◆ Given task
Return the material word for word. Do not include pictures.

◆ Rows from a figure dataset

------------------------------------

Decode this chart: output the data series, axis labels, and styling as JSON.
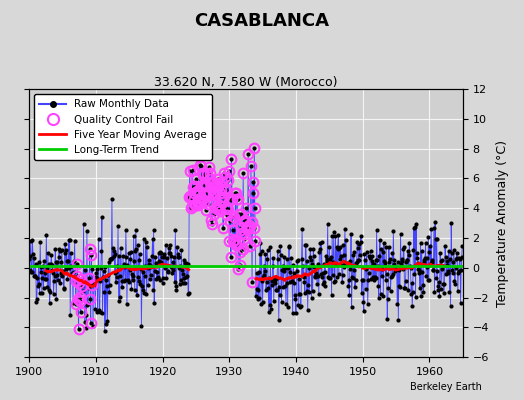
{
  "title": "CASABLANCA",
  "subtitle": "33.620 N, 7.580 W (Morocco)",
  "ylabel": "Temperature Anomaly (°C)",
  "credit": "Berkeley Earth",
  "xlim": [
    1900,
    1965
  ],
  "ylim": [
    -6,
    12
  ],
  "yticks": [
    -6,
    -4,
    -2,
    0,
    2,
    4,
    6,
    8,
    10,
    12
  ],
  "xticks": [
    1900,
    1910,
    1920,
    1930,
    1940,
    1950,
    1960
  ],
  "bg_color": "#d8d8d8",
  "plot_bg_color": "#d0d0d0",
  "line_color": "#4444ff",
  "marker_color": "#000000",
  "qc_color": "#ff44ff",
  "ma_color": "#ff0000",
  "trend_color": "#00cc00",
  "trend_value": 0.15
}
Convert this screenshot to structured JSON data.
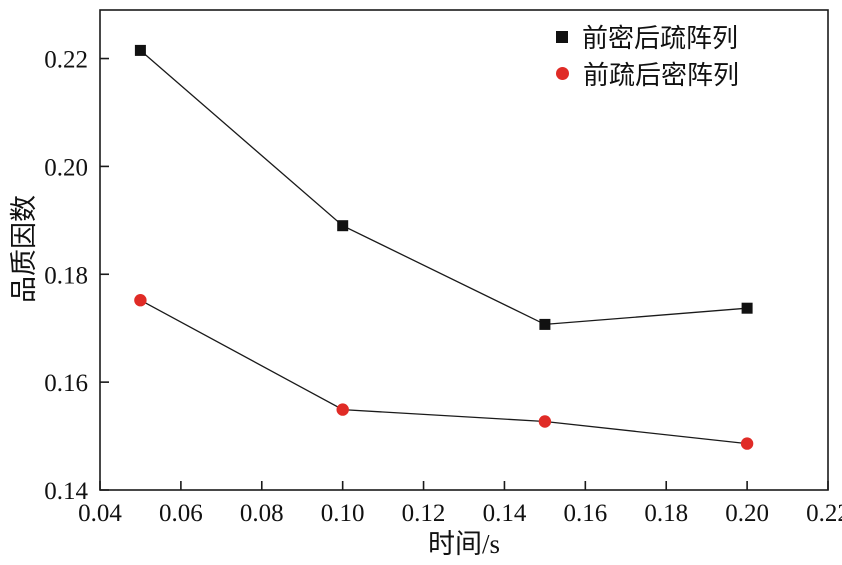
{
  "chart_data": {
    "type": "line",
    "title": "",
    "xlabel": "时间/s",
    "ylabel": "品质因数",
    "x": [
      0.05,
      0.1,
      0.15,
      0.2
    ],
    "series": [
      {
        "name": "前密后疏阵列",
        "marker": "square",
        "color": "#111111",
        "values": [
          0.2215,
          0.189,
          0.1707,
          0.1737
        ]
      },
      {
        "name": "前疏后密阵列",
        "marker": "circle",
        "color": "#e02b26",
        "values": [
          0.1752,
          0.1549,
          0.1527,
          0.1486
        ]
      }
    ],
    "line_color": "#1a1a1a",
    "xlim": [
      0.04,
      0.22
    ],
    "ylim": [
      0.14,
      0.229
    ],
    "xticks": [
      0.04,
      0.06,
      0.08,
      0.1,
      0.12,
      0.14,
      0.16,
      0.18,
      0.2,
      0.22
    ],
    "yticks": [
      0.14,
      0.16,
      0.18,
      0.2,
      0.22
    ],
    "grid": false,
    "legend_position": "top-right"
  }
}
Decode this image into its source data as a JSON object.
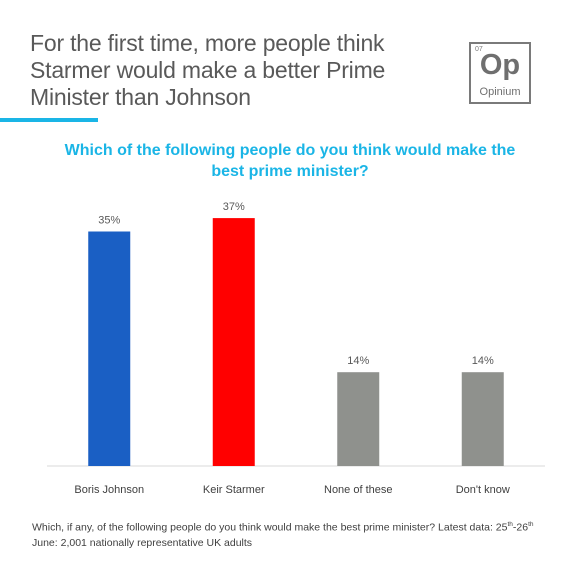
{
  "header": {
    "headline": "For the first time, more people think\nStarmer would make a better Prime\nMinister than Johnson"
  },
  "logo": {
    "number": "07",
    "symbol": "Op",
    "name": "Opinium"
  },
  "colors": {
    "accent": "#1ab5e6",
    "johnson": "#1a5fc4",
    "starmer": "#ff0000",
    "other": "#8f918d"
  },
  "chart_data": {
    "type": "bar",
    "title": "Which of the following people do you think would make the\nbest prime minister?",
    "categories": [
      "Boris Johnson",
      "Keir Starmer",
      "None of these",
      "Don't know"
    ],
    "values": [
      35,
      37,
      14,
      14
    ],
    "value_labels": [
      "35%",
      "37%",
      "14%",
      "14%"
    ],
    "bar_colors": [
      "#1a5fc4",
      "#ff0000",
      "#8f918d",
      "#8f918d"
    ],
    "xlabel": "",
    "ylabel": "",
    "ylim": [
      0,
      40
    ],
    "grid": false,
    "legend": "none"
  },
  "footnote": {
    "part1": "Which, if any, of the following people do you think would make the best prime minister? Latest data: 25",
    "sup1": "th",
    "part2": "-26",
    "sup2": "th",
    "part3": " June: 2,001 nationally representative UK adults"
  }
}
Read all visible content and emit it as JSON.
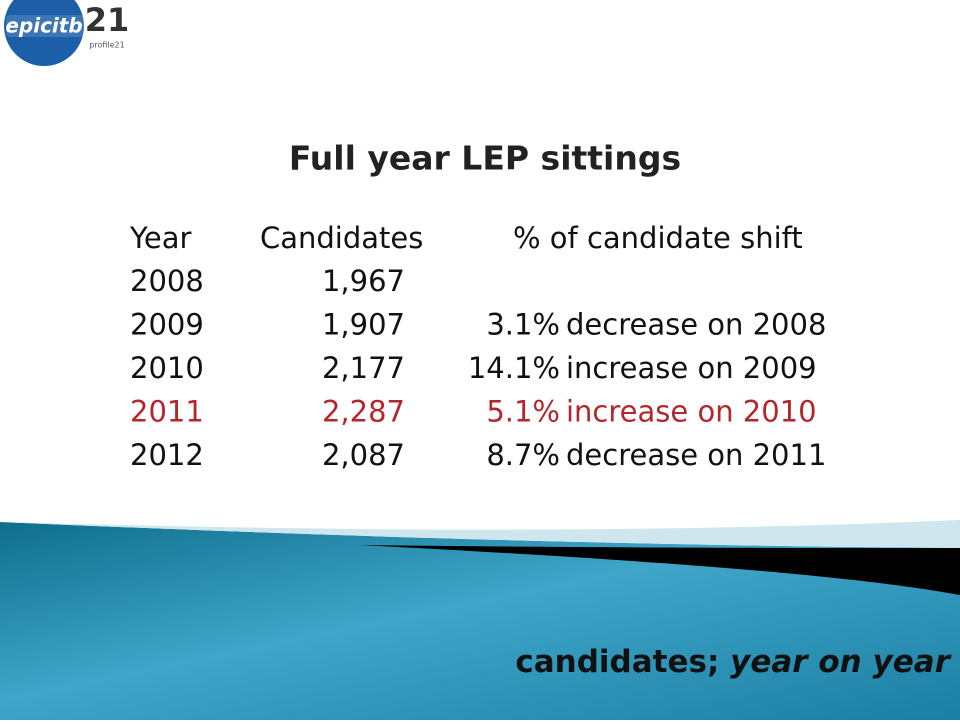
{
  "logos": {
    "left": "epicitb",
    "right_mark": "21",
    "right_caption": "profile21"
  },
  "title": "Full year LEP sittings",
  "table": {
    "header": [
      "Year",
      "Candidates",
      "% of candidate shift"
    ],
    "rows": [
      [
        "2008",
        "1,967",
        "",
        ""
      ],
      [
        "2009",
        "1,907",
        "3.1%",
        "decrease on 2008"
      ],
      [
        "2010",
        "2,177",
        "14.1%",
        "increase on 2009"
      ],
      [
        "2011",
        "2,287",
        "5.1%",
        "increase on 2010"
      ],
      [
        "2012",
        "2,087",
        "8.7%",
        "decrease on 2011"
      ]
    ],
    "highlight_row": 3,
    "highlight_color": "#b3262b"
  },
  "footer": {
    "text": "candidates;",
    "italic": "year on year"
  }
}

------------------------------------

◆ Reply to the exercise
Decode this chart: output the data series, axis labels, and styling as JSON.
{
  "title": "CASABLANCA",
  "subtitle": "33.620 N, 7.580 W (Morocco)",
  "ylabel": "Temperature Anomaly (°C)",
  "credit": "Berkeley Earth",
  "xlim": [
    1900,
    1965
  ],
  "ylim": [
    -6,
    12
  ],
  "yticks": [
    -6,
    -4,
    -2,
    0,
    2,
    4,
    6,
    8,
    10,
    12
  ],
  "xticks": [
    1900,
    1910,
    1920,
    1930,
    1940,
    1950,
    1960
  ],
  "bg_color": "#d8d8d8",
  "plot_bg_color": "#d0d0d0",
  "line_color": "#4444ff",
  "marker_color": "#000000",
  "qc_color": "#ff44ff",
  "ma_color": "#ff0000",
  "trend_color": "#00cc00",
  "trend_value": 0.15
}
Convert this screenshot to structured JSON data.
{
  "chart_data": {
    "type": "line",
    "title": "",
    "xlabel": "时间/s",
    "ylabel": "品质因数",
    "x": [
      0.05,
      0.1,
      0.15,
      0.2
    ],
    "series": [
      {
        "name": "前密后疏阵列",
        "marker": "square",
        "color": "#111111",
        "values": [
          0.2215,
          0.189,
          0.1707,
          0.1737
        ]
      },
      {
        "name": "前疏后密阵列",
        "marker": "circle",
        "color": "#e02b26",
        "values": [
          0.1752,
          0.1549,
          0.1527,
          0.1486
        ]
      }
    ],
    "line_color": "#1a1a1a",
    "xlim": [
      0.04,
      0.22
    ],
    "ylim": [
      0.14,
      0.229
    ],
    "xticks": [
      0.04,
      0.06,
      0.08,
      0.1,
      0.12,
      0.14,
      0.16,
      0.18,
      0.2,
      0.22
    ],
    "yticks": [
      0.14,
      0.16,
      0.18,
      0.2,
      0.22
    ],
    "grid": false,
    "legend_position": "top-right"
  }
}
Decode this image into its source data as a JSON object.
{
  "header": {
    "headline": "For the first time, more people think\nStarmer would make a better Prime\nMinister than Johnson"
  },
  "logo": {
    "number": "07",
    "symbol": "Op",
    "name": "Opinium"
  },
  "colors": {
    "accent": "#1ab5e6",
    "johnson": "#1a5fc4",
    "starmer": "#ff0000",
    "other": "#8f918d"
  },
  "chart_data": {
    "type": "bar",
    "title": "Which of the following people do you think would make the\nbest prime minister?",
    "categories": [
      "Boris Johnson",
      "Keir Starmer",
      "None of these",
      "Don't know"
    ],
    "values": [
      35,
      37,
      14,
      14
    ],
    "value_labels": [
      "35%",
      "37%",
      "14%",
      "14%"
    ],
    "bar_colors": [
      "#1a5fc4",
      "#ff0000",
      "#8f918d",
      "#8f918d"
    ],
    "xlabel": "",
    "ylabel": "",
    "ylim": [
      0,
      40
    ],
    "grid": false,
    "legend": "none"
  },
  "footnote": {
    "part1": "Which, if any, of the following people do you think would make the best prime minister? Latest data: 25",
    "sup1": "th",
    "part2": "-26",
    "sup2": "th",
    "part3": " June: 2,001 nationally representative UK adults"
  }
}
Read all visible content and emit it as JSON.
{
  "logos": {
    "left": "epicitb",
    "right_mark": "21",
    "right_caption": "profile21"
  },
  "title": "Full year LEP sittings",
  "table": {
    "header": [
      "Year",
      "Candidates",
      "% of candidate shift"
    ],
    "rows": [
      [
        "2008",
        "1,967",
        "",
        ""
      ],
      [
        "2009",
        "1,907",
        "3.1%",
        "decrease on 2008"
      ],
      [
        "2010",
        "2,177",
        "14.1%",
        "increase on 2009"
      ],
      [
        "2011",
        "2,287",
        "5.1%",
        "increase on 2010"
      ],
      [
        "2012",
        "2,087",
        "8.7%",
        "decrease on 2011"
      ]
    ],
    "highlight_row": 3,
    "highlight_color": "#b3262b"
  },
  "footer": {
    "text": "candidates;",
    "italic": "year on year"
  }
}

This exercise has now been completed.